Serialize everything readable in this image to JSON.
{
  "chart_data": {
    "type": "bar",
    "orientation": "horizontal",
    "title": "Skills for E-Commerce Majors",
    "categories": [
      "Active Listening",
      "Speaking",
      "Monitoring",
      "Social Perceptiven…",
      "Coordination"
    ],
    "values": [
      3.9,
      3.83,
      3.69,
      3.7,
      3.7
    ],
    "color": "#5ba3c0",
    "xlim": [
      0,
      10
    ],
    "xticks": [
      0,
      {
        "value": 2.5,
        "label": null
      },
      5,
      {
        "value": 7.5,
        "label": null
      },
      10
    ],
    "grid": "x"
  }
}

****************************************

**Problem**
Above are some records; repeat all of them exactly.

**Task solution**
Serialize everything readable in this image to JSON.
{
  "chart_data": {
    "type": "bar",
    "orientation": "horizontal",
    "title": "Skills for E-Commerce Majors",
    "categories": [
      "Active Listening",
      "Speaking",
      "Monitoring",
      "Social Perceptiven…",
      "Coordination"
    ],
    "values": [
      3.9,
      3.83,
      3.69,
      3.7,
      3.7
    ],
    "color": "#5ba3c0",
    "xlim": [
      0,
      10
    ],
    "xticks": [
      0,
      {
        "value": 2.5,
        "label": null
      },
      5,
      {
        "value": 7.5,
        "label": null
      },
      10
    ],
    "grid": "x"
  }
}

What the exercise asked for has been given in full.